◆ Objective
Only the number is wanted: count the lines that include the word "flash".

# start of Data for this exercise

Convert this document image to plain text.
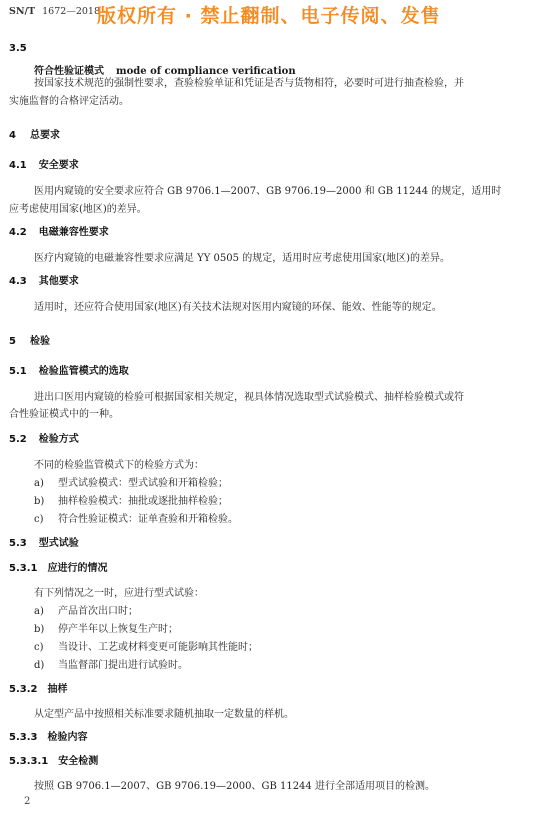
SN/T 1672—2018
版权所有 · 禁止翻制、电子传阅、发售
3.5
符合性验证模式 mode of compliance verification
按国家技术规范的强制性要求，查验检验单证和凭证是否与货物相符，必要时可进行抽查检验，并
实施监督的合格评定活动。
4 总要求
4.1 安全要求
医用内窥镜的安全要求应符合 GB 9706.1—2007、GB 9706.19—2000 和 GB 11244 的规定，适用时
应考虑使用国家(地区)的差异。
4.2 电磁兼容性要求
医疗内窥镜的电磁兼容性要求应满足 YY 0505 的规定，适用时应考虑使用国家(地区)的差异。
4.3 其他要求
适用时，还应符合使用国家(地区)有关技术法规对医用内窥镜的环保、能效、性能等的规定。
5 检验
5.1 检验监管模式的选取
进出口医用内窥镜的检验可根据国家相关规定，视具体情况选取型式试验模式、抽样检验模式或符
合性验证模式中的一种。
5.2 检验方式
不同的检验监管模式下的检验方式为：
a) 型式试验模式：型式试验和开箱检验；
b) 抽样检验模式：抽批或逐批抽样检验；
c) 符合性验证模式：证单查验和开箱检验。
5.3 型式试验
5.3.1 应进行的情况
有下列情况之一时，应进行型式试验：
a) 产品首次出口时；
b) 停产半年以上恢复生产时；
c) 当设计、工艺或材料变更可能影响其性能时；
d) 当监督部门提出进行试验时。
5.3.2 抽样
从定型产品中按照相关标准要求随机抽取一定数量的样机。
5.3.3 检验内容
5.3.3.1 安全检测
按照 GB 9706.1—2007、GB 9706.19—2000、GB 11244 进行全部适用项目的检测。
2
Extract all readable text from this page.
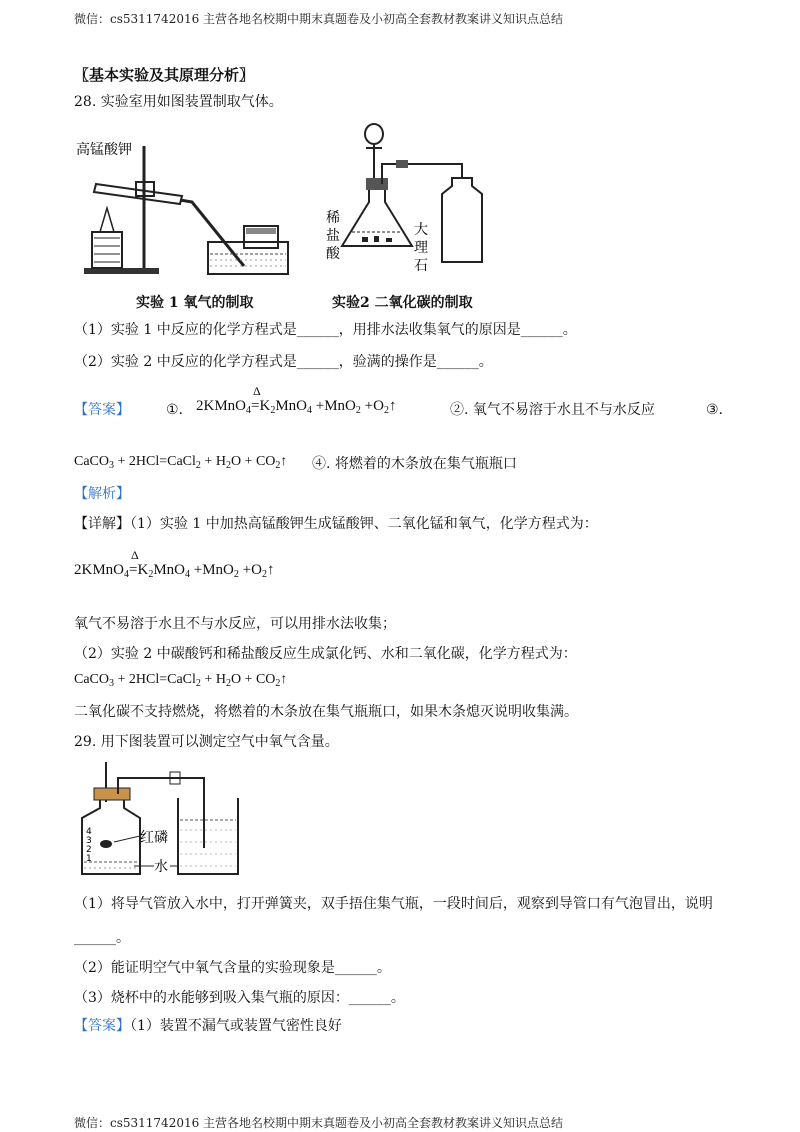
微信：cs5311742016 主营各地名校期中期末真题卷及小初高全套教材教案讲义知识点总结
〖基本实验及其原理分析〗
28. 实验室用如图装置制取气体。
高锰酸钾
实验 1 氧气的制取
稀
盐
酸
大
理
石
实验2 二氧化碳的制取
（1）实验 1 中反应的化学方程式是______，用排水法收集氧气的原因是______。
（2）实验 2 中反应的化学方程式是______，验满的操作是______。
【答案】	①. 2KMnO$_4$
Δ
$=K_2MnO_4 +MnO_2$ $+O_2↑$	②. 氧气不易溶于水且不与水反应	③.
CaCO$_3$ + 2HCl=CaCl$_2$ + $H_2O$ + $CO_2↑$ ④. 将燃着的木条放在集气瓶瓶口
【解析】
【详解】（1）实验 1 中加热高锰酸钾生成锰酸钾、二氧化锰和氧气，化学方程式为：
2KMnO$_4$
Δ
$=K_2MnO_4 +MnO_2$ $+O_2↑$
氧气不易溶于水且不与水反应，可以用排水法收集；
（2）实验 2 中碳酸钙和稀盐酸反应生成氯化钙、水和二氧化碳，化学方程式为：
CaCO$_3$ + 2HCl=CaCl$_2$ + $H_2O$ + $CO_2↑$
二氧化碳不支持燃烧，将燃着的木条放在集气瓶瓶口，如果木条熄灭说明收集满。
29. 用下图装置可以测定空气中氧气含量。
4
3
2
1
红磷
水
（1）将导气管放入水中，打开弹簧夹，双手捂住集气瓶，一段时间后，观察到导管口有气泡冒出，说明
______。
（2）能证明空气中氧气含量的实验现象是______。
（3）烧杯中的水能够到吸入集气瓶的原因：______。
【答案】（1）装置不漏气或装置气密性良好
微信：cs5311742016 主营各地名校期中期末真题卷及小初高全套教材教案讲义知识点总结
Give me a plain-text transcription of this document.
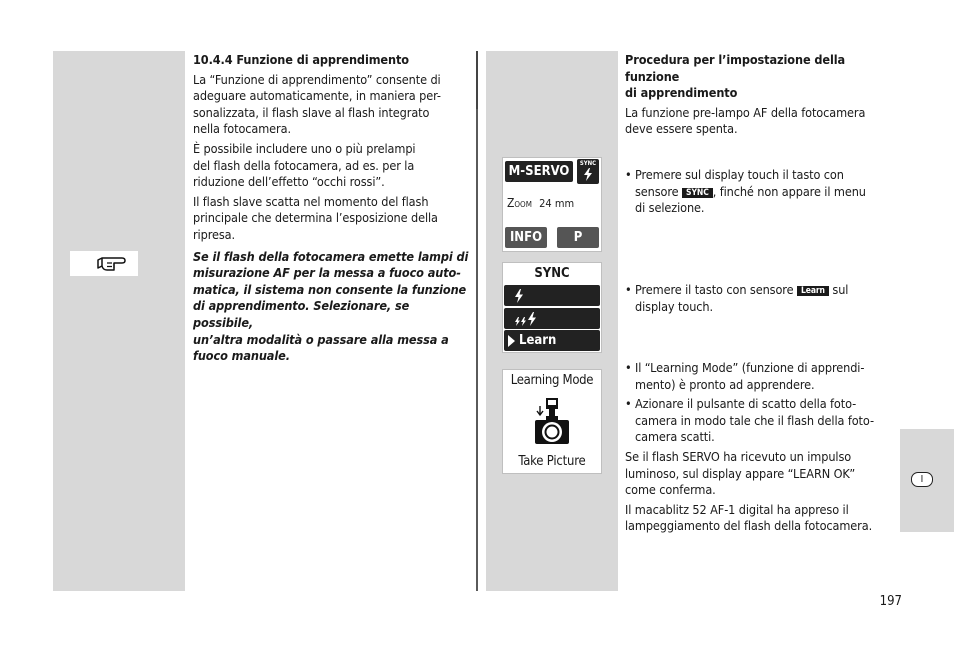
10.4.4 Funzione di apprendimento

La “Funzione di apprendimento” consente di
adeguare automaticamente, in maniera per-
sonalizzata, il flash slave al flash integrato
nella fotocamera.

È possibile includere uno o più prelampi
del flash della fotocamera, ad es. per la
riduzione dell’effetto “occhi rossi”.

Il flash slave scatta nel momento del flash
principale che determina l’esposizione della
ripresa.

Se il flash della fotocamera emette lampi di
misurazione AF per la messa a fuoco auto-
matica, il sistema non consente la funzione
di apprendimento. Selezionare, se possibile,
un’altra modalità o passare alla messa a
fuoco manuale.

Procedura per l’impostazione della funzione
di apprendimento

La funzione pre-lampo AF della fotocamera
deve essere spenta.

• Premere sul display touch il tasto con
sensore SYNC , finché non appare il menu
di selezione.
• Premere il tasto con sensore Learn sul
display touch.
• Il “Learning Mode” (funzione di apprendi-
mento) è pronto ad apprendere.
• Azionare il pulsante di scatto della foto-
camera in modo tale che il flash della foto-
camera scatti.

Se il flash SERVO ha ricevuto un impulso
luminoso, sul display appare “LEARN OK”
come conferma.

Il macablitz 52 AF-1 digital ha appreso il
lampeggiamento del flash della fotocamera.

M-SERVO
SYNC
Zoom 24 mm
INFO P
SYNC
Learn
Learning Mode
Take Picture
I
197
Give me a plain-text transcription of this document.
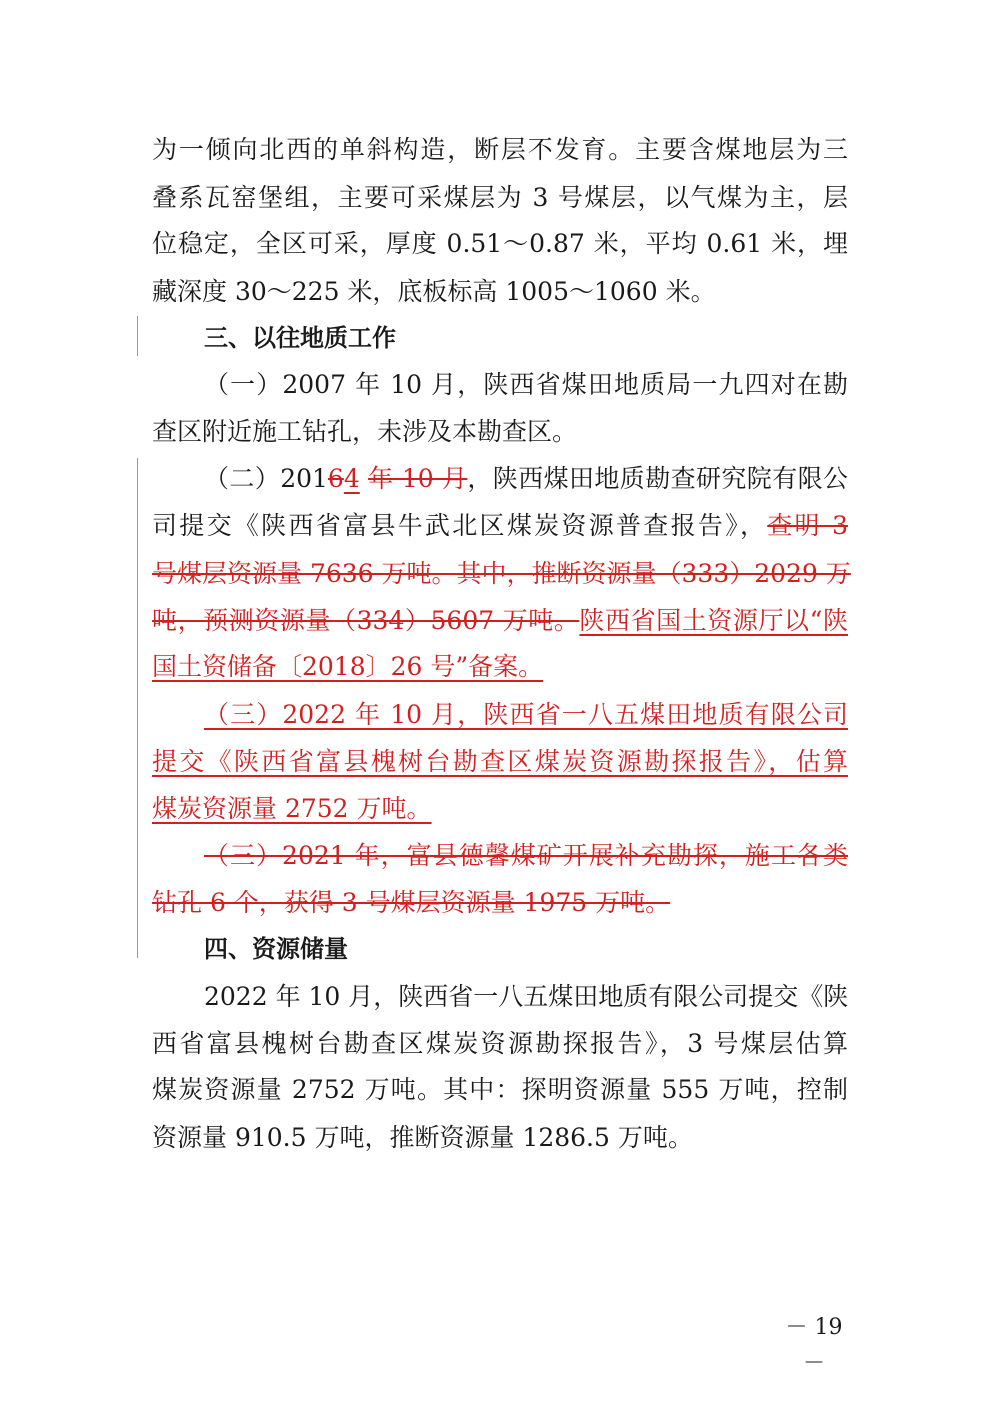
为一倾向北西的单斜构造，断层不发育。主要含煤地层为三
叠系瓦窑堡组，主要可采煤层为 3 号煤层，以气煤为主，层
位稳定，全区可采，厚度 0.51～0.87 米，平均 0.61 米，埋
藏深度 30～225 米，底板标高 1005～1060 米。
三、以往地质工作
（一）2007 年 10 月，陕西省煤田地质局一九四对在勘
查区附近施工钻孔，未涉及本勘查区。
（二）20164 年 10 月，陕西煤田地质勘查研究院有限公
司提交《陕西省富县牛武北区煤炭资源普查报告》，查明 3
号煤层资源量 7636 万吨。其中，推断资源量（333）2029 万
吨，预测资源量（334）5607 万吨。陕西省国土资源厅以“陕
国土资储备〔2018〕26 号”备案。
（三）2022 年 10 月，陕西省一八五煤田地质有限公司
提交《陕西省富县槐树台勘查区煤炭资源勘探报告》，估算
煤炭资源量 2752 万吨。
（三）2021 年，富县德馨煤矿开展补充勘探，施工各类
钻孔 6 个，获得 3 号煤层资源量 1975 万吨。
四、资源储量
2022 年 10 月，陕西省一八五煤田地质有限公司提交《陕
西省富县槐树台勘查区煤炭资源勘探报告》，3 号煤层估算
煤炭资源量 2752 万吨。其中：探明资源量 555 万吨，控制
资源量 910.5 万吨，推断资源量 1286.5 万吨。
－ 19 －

# end of Data for this exercise

◆ Solved exercise
7